▶ _INPUT DATA_:
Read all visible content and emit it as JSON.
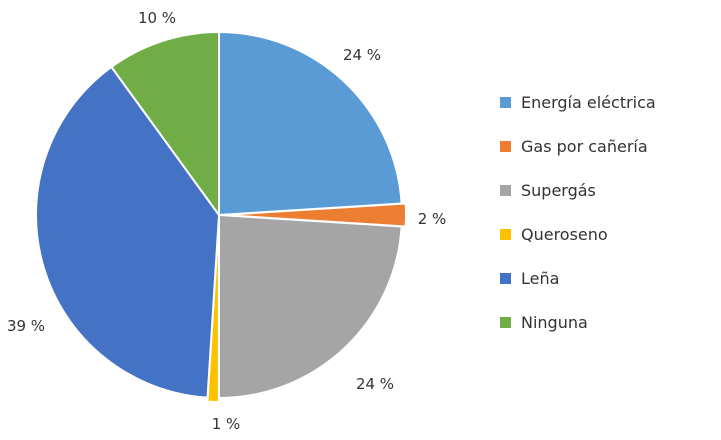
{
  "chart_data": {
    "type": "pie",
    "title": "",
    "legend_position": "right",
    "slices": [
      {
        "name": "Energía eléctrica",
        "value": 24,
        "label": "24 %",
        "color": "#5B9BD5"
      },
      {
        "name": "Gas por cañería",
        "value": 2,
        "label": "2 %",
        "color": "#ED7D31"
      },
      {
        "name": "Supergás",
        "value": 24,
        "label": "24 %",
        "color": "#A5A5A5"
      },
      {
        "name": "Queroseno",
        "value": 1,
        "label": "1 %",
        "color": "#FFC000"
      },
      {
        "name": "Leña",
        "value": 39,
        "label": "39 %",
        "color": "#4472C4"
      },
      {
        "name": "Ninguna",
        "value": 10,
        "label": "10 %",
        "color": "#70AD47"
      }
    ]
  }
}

▶ _WHAT YOU NEED TO DO_:
Output a faithful copy of the data, with each picture left out.

▶ _RESULT BELOW_:
Read all visible content and emit it as JSON.
{
  "chart_data": {
    "type": "pie",
    "title": "",
    "legend_position": "right",
    "slices": [
      {
        "name": "Energía eléctrica",
        "value": 24,
        "label": "24 %",
        "color": "#5B9BD5"
      },
      {
        "name": "Gas por cañería",
        "value": 2,
        "label": "2 %",
        "color": "#ED7D31"
      },
      {
        "name": "Supergás",
        "value": 24,
        "label": "24 %",
        "color": "#A5A5A5"
      },
      {
        "name": "Queroseno",
        "value": 1,
        "label": "1 %",
        "color": "#FFC000"
      },
      {
        "name": "Leña",
        "value": 39,
        "label": "39 %",
        "color": "#4472C4"
      },
      {
        "name": "Ninguna",
        "value": 10,
        "label": "10 %",
        "color": "#70AD47"
      }
    ]
  }
}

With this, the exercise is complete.